• _DESCRIPTION OF THE TASK_:
Output each entry that follows exactly. Images stay out.

• _LISTED ENTRIES_:
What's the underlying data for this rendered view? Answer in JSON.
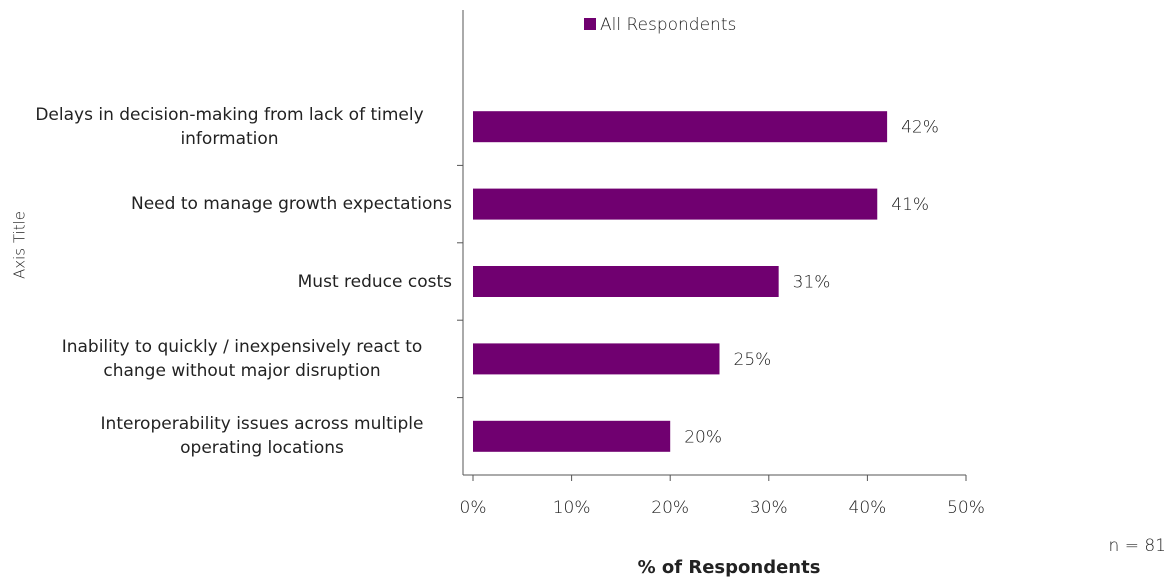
{
  "chart_data": {
    "type": "bar",
    "orientation": "horizontal",
    "categories": [
      "Delays in decision-making from lack of timely information",
      "Need to manage growth expectations",
      "Must reduce costs",
      "Inability to quickly / inexpensively react to change without major disruption",
      "Interoperability issues across multiple operating locations"
    ],
    "series": [
      {
        "name": "All Respondents",
        "color": "#700070",
        "values": [
          42,
          41,
          31,
          25,
          20
        ],
        "value_labels": [
          "42%",
          "41%",
          "31%",
          "25%",
          "20%"
        ]
      }
    ],
    "xlim": [
      0,
      50
    ],
    "xticks": [
      {
        "value": 0,
        "label": "0%"
      },
      {
        "value": 10,
        "label": "10%"
      },
      {
        "value": 20,
        "label": "20%"
      },
      {
        "value": 30,
        "label": "30%"
      },
      {
        "value": 40,
        "label": "40%"
      },
      {
        "value": 50,
        "label": "50%"
      }
    ],
    "xlabel": "% of Respondents",
    "ylabel": "Axis Title",
    "annotation": "n = 81",
    "legend": "top"
  }
}
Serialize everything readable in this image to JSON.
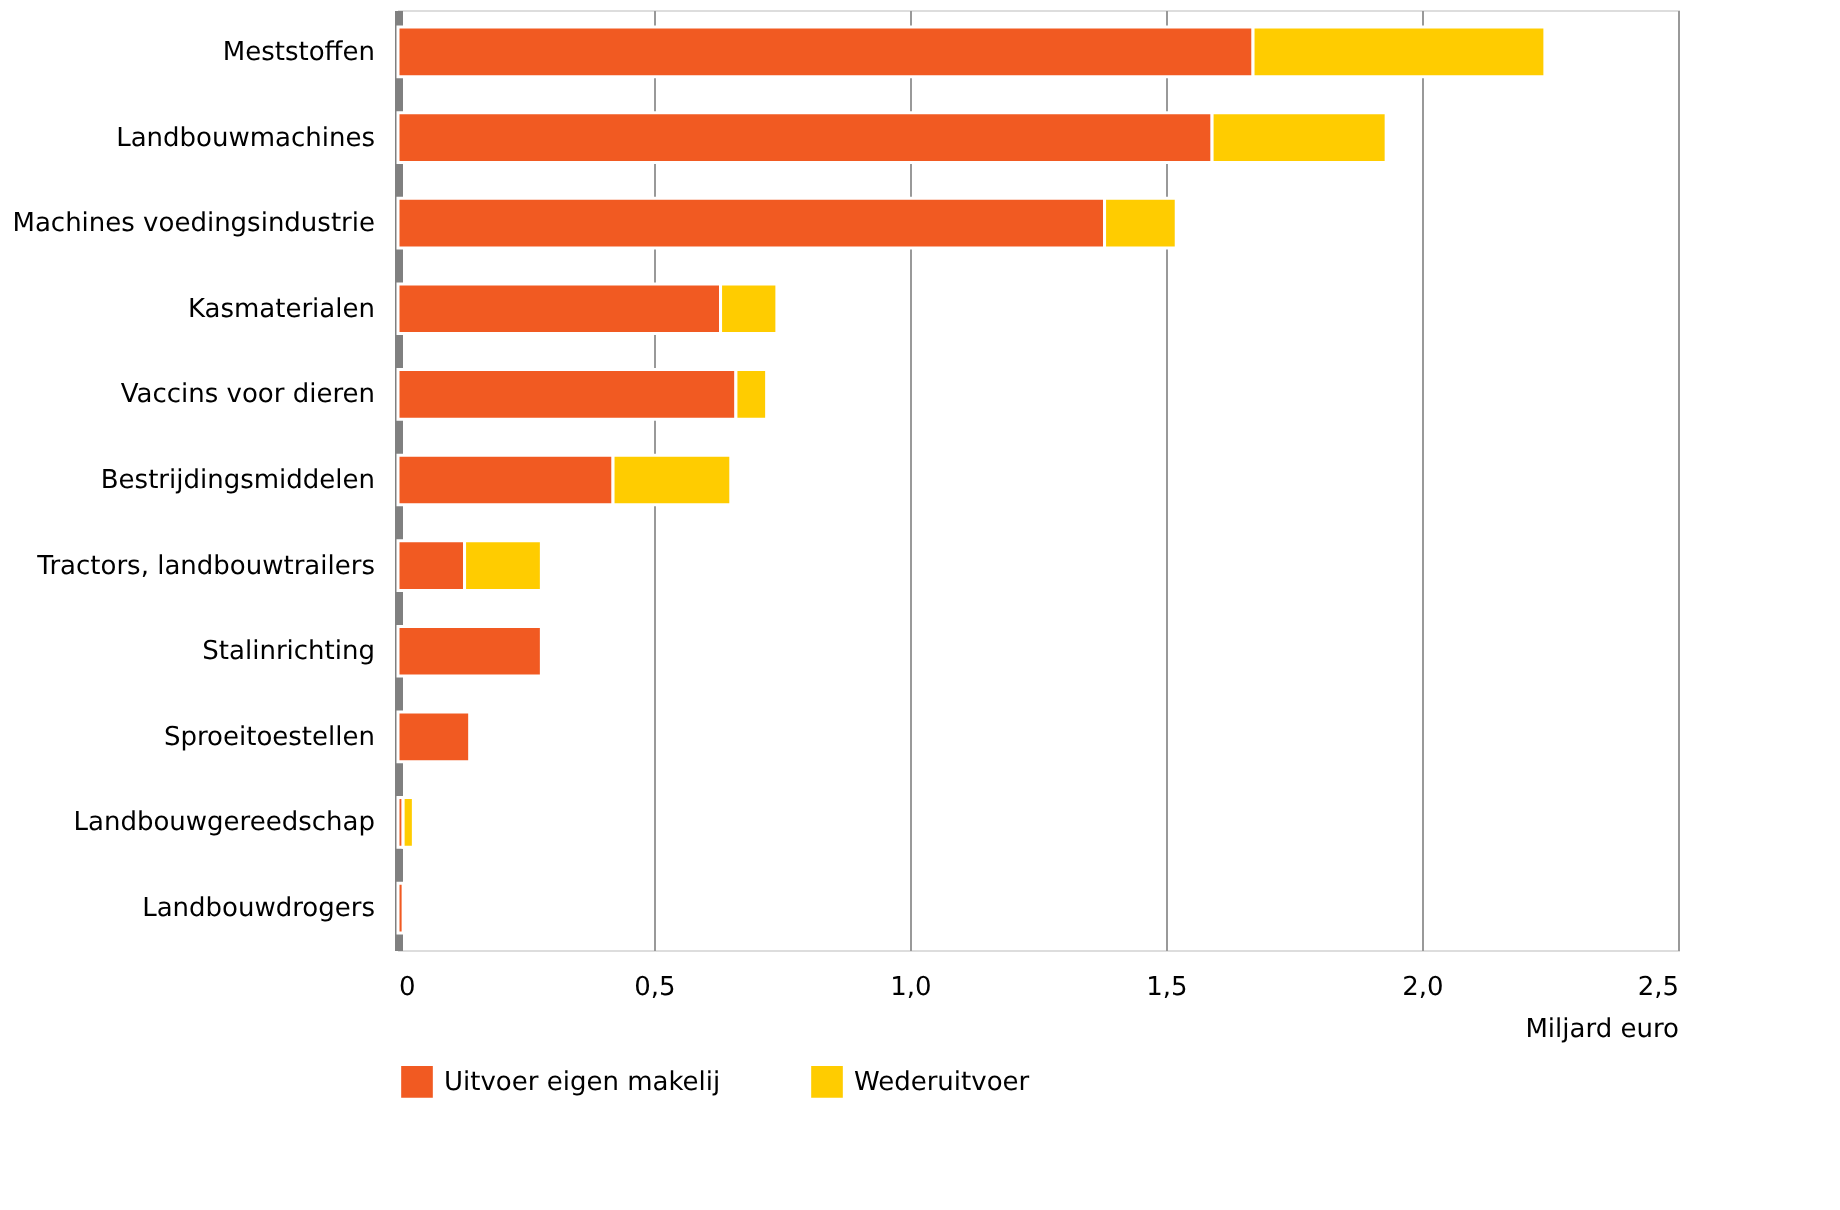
{
  "chart_data": {
    "type": "bar",
    "orientation": "horizontal",
    "stacked": true,
    "categories": [
      "Meststoffen",
      "Landbouwmachines",
      "Machines voedingsindustrie",
      "Kasmaterialen",
      "Vaccins voor dieren",
      "Bestrijdingsmiddelen",
      "Tractors, landbouwtrailers",
      "Stalinrichting",
      "Sproeitoestellen",
      "Landbouwgereedschap",
      "Landbouwdrogers"
    ],
    "series": [
      {
        "name": "Uitvoer eigen makelij",
        "color": "#f15a22",
        "values": [
          1.67,
          1.59,
          1.38,
          0.63,
          0.66,
          0.42,
          0.13,
          0.28,
          0.14,
          0.01,
          0.01
        ]
      },
      {
        "name": "Wederuitvoer",
        "color": "#ffcc00",
        "values": [
          0.57,
          0.34,
          0.14,
          0.11,
          0.06,
          0.23,
          0.15,
          null,
          null,
          0.02,
          null
        ]
      }
    ],
    "xlabel": "Miljard euro",
    "xlim": [
      0,
      2.5
    ],
    "xticks": [
      0,
      {
        "value": 0.5,
        "label": "0,5"
      },
      {
        "value": 1,
        "label": "1,0"
      },
      {
        "value": 1.5,
        "label": "1,5"
      },
      {
        "value": 2,
        "label": "2,0"
      },
      {
        "value": 2.5,
        "label": "2,5"
      }
    ],
    "grid": "x",
    "legend": "bottom left"
  }
}
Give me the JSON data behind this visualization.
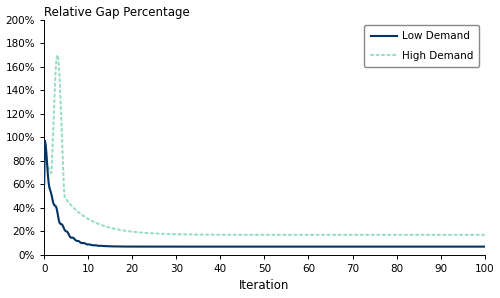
{
  "title": "Relative Gap Percentage",
  "xlabel": "Iteration",
  "xlim": [
    0,
    100
  ],
  "ylim": [
    0,
    2.0
  ],
  "yticks": [
    0,
    0.2,
    0.4,
    0.6,
    0.8,
    1.0,
    1.2,
    1.4,
    1.6,
    1.8,
    2.0
  ],
  "xticks": [
    0,
    10,
    20,
    30,
    40,
    50,
    60,
    70,
    80,
    90,
    100
  ],
  "low_demand_color": "#003366",
  "high_demand_color": "#99DDC8",
  "background_color": "#ffffff",
  "legend_labels": [
    "Low Demand",
    "High Demand"
  ]
}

• _ANSWER TO THE TASK_:
What's the underlying data for this rendered view? Answer in JSON.
{
  "chart_data": {
    "type": "bar",
    "orientation": "horizontal",
    "categories": [
      "Delays in decision-making from lack of timely information",
      "Need to manage growth expectations",
      "Must reduce costs",
      "Inability to quickly / inexpensively react to change without major disruption",
      "Interoperability issues across multiple operating locations"
    ],
    "series": [
      {
        "name": "All Respondents",
        "color": "#700070",
        "values": [
          42,
          41,
          31,
          25,
          20
        ],
        "value_labels": [
          "42%",
          "41%",
          "31%",
          "25%",
          "20%"
        ]
      }
    ],
    "xlim": [
      0,
      50
    ],
    "xticks": [
      {
        "value": 0,
        "label": "0%"
      },
      {
        "value": 10,
        "label": "10%"
      },
      {
        "value": 20,
        "label": "20%"
      },
      {
        "value": 30,
        "label": "30%"
      },
      {
        "value": 40,
        "label": "40%"
      },
      {
        "value": 50,
        "label": "50%"
      }
    ],
    "xlabel": "% of Respondents",
    "ylabel": "Axis Title",
    "annotation": "n = 81",
    "legend": "top"
  }
}
Serialize everything readable in this image to JSON.
{
  "chart_data": {
    "type": "bar",
    "orientation": "horizontal",
    "stacked": true,
    "categories": [
      "Meststoffen",
      "Landbouwmachines",
      "Machines voedingsindustrie",
      "Kasmaterialen",
      "Vaccins voor dieren",
      "Bestrijdingsmiddelen",
      "Tractors, landbouwtrailers",
      "Stalinrichting",
      "Sproeitoestellen",
      "Landbouwgereedschap",
      "Landbouwdrogers"
    ],
    "series": [
      {
        "name": "Uitvoer eigen makelij",
        "color": "#f15a22",
        "values": [
          1.67,
          1.59,
          1.38,
          0.63,
          0.66,
          0.42,
          0.13,
          0.28,
          0.14,
          0.01,
          0.01
        ]
      },
      {
        "name": "Wederuitvoer",
        "color": "#ffcc00",
        "values": [
          0.57,
          0.34,
          0.14,
          0.11,
          0.06,
          0.23,
          0.15,
          null,
          null,
          0.02,
          null
        ]
      }
    ],
    "xlabel": "Miljard euro",
    "xlim": [
      0,
      2.5
    ],
    "xticks": [
      0,
      {
        "value": 0.5,
        "label": "0,5"
      },
      {
        "value": 1,
        "label": "1,0"
      },
      {
        "value": 1.5,
        "label": "1,5"
      },
      {
        "value": 2,
        "label": "2,0"
      },
      {
        "value": 2.5,
        "label": "2,5"
      }
    ],
    "grid": "x",
    "legend": "bottom left"
  }
}
Give me the JSON data behind this visualization.
{
  "title": "Relative Gap Percentage",
  "xlabel": "Iteration",
  "xlim": [
    0,
    100
  ],
  "ylim": [
    0,
    2.0
  ],
  "yticks": [
    0,
    0.2,
    0.4,
    0.6,
    0.8,
    1.0,
    1.2,
    1.4,
    1.6,
    1.8,
    2.0
  ],
  "xticks": [
    0,
    10,
    20,
    30,
    40,
    50,
    60,
    70,
    80,
    90,
    100
  ],
  "low_demand_color": "#003366",
  "high_demand_color": "#99DDC8",
  "background_color": "#ffffff",
  "legend_labels": [
    "Low Demand",
    "High Demand"
  ]
}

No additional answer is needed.